▶ _What needs to be done_
Could you return each line from the one bearing "What's the underlying" through the last line of the entries, exactly as it stands, with no pictures?

▶ _Stored records_
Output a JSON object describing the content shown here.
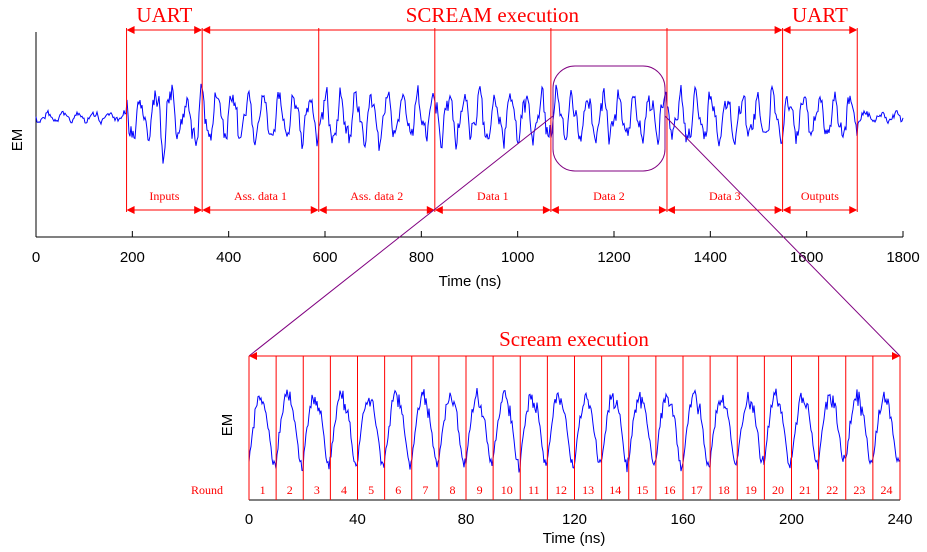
{
  "chart_data": [
    {
      "type": "line",
      "xlabel": "Time (ns)",
      "ylabel": "EM",
      "xlim": [
        0,
        1800
      ],
      "xticks": [
        "0",
        "200",
        "400",
        "600",
        "800",
        "1000",
        "1200",
        "1400",
        "1600",
        "1800"
      ],
      "series_color": "#0000ff",
      "headers": [
        {
          "text": "UART",
          "start": 188,
          "end": 345
        },
        {
          "text": "SCREAM execution",
          "start": 345,
          "end": 1550
        },
        {
          "text": "UART",
          "start": 1550,
          "end": 1705
        }
      ],
      "segments": [
        {
          "label": "Inputs",
          "start": 188,
          "end": 345
        },
        {
          "label": "Ass. data 1",
          "start": 345,
          "end": 587
        },
        {
          "label": "Ass. data 2",
          "start": 587,
          "end": 828
        },
        {
          "label": "Data 1",
          "start": 828,
          "end": 1069
        },
        {
          "label": "Data 2",
          "start": 1069,
          "end": 1310
        },
        {
          "label": "Data 3",
          "start": 1310,
          "end": 1550
        },
        {
          "label": "Outputs",
          "start": 1550,
          "end": 1705
        }
      ]
    },
    {
      "type": "line",
      "title": "Scream execution",
      "xlabel": "Time (ns)",
      "ylabel": "EM",
      "xlim": [
        0,
        240
      ],
      "xticks": [
        "0",
        "40",
        "80",
        "120",
        "160",
        "200",
        "240"
      ],
      "series_color": "#0000ff",
      "round_label": "Round",
      "rounds": [
        "1",
        "2",
        "3",
        "4",
        "5",
        "6",
        "7",
        "8",
        "9",
        "10",
        "11",
        "12",
        "13",
        "14",
        "15",
        "16",
        "17",
        "18",
        "19",
        "20",
        "21",
        "22",
        "23",
        "24"
      ]
    }
  ],
  "colors": {
    "signal": "#0000ff",
    "annotation": "#ff0000",
    "zoom": "#800080"
  }
}
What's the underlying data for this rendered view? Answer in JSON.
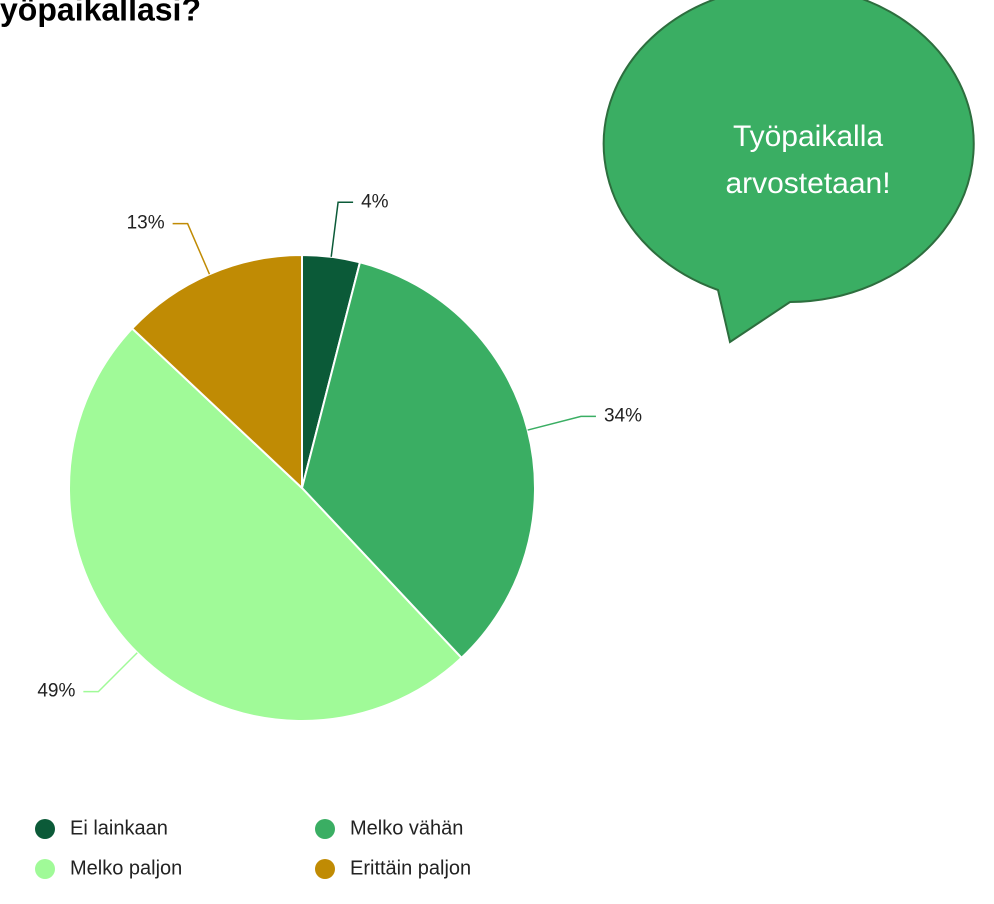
{
  "chart_data": {
    "type": "pie",
    "title": "yöpaikallasi?",
    "annotation": [
      "Työpaikalla",
      "arvostetaan!"
    ],
    "categories": [
      "Ei lainkaan",
      "Melko vähän",
      "Melko paljon",
      "Erittäin paljon"
    ],
    "values": [
      4,
      34,
      49,
      13
    ],
    "value_labels": [
      "4%",
      "34%",
      "49%",
      "13%"
    ],
    "colors": [
      "#0b5a38",
      "#3aae63",
      "#a0fa98",
      "#c08b04"
    ],
    "legend": "bottom"
  }
}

▶ _Reply to the task_
What's the underlying data for this rendered view? Answer in JSON.
{
  "chart_data": {
    "type": "pie",
    "title": "yöpaikallasi?",
    "annotation": [
      "Työpaikalla",
      "arvostetaan!"
    ],
    "categories": [
      "Ei lainkaan",
      "Melko vähän",
      "Melko paljon",
      "Erittäin paljon"
    ],
    "values": [
      4,
      34,
      49,
      13
    ],
    "value_labels": [
      "4%",
      "34%",
      "49%",
      "13%"
    ],
    "colors": [
      "#0b5a38",
      "#3aae63",
      "#a0fa98",
      "#c08b04"
    ],
    "legend": "bottom"
  }
}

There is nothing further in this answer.